(Material for the task)
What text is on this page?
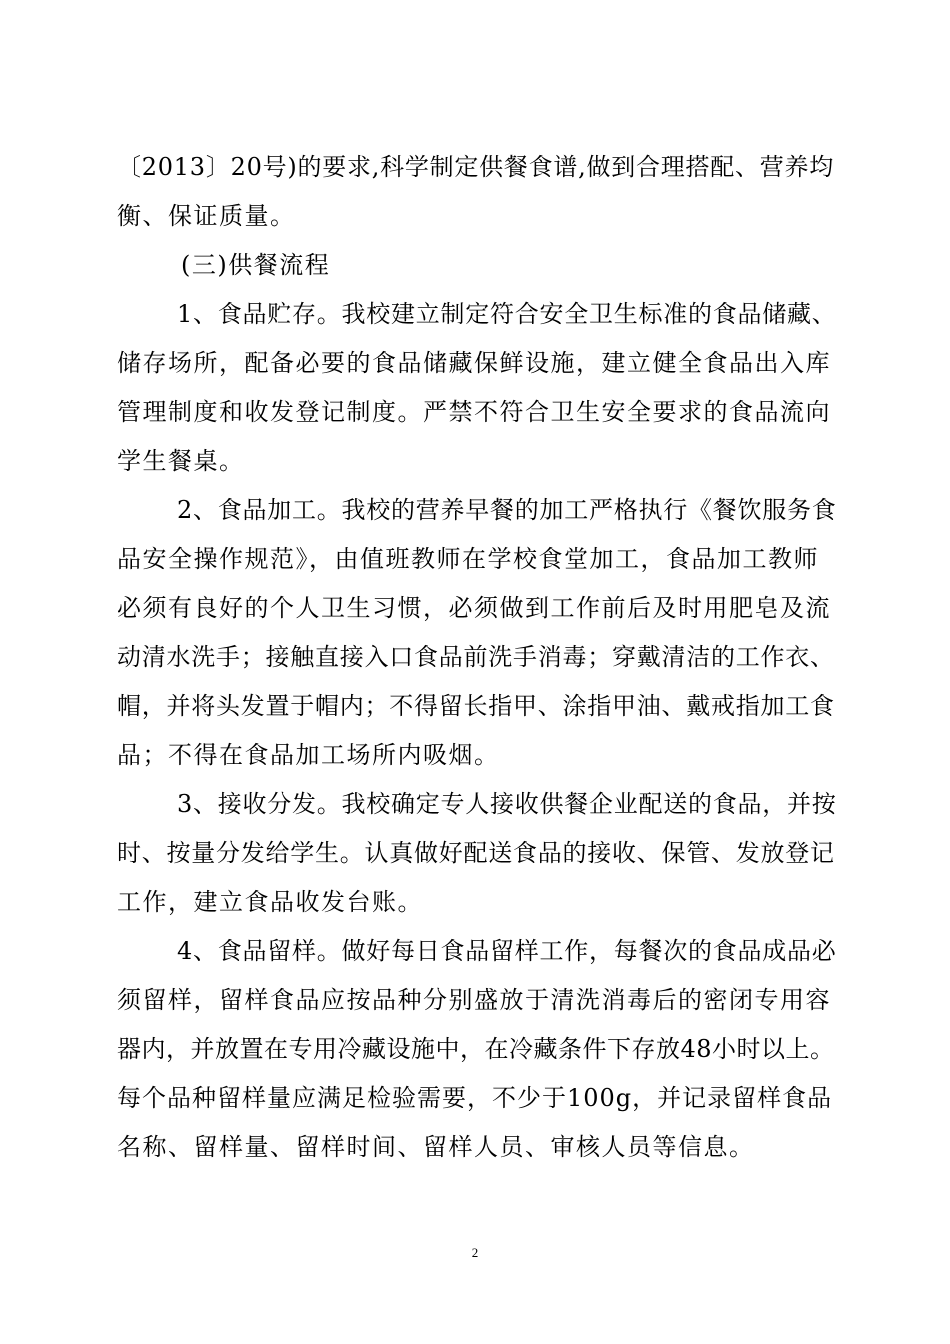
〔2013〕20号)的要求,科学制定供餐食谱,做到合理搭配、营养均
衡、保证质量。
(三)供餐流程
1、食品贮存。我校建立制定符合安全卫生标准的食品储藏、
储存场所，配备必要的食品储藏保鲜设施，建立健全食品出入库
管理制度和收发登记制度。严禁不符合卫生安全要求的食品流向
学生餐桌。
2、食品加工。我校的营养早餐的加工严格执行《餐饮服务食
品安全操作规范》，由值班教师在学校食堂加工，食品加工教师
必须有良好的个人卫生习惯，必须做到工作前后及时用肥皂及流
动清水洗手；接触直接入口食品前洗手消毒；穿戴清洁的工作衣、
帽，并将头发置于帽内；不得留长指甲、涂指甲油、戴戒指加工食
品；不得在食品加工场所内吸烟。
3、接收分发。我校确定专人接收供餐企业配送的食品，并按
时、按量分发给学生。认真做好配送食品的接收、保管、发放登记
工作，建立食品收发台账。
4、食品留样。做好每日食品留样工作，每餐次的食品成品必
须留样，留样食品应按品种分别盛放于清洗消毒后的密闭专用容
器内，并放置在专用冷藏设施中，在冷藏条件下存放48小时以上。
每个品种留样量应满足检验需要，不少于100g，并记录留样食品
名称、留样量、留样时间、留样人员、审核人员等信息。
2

---

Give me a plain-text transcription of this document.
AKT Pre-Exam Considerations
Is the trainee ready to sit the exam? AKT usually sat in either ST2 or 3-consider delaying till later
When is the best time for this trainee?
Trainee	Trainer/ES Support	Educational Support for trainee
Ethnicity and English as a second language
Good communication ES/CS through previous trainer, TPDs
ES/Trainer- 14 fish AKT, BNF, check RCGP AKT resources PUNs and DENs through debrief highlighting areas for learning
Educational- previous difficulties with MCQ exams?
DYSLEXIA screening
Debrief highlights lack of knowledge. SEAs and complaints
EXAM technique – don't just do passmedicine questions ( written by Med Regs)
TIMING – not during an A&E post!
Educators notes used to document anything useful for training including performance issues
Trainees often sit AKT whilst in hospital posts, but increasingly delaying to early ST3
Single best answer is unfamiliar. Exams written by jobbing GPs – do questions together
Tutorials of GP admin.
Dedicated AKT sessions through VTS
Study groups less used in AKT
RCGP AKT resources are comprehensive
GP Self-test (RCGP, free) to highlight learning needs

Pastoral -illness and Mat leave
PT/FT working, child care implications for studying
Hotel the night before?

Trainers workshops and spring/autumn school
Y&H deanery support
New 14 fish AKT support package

(Requirements)
Each line that holds the string "Educational" counts once; give the total and nothing else.

(Solution for this problem)
2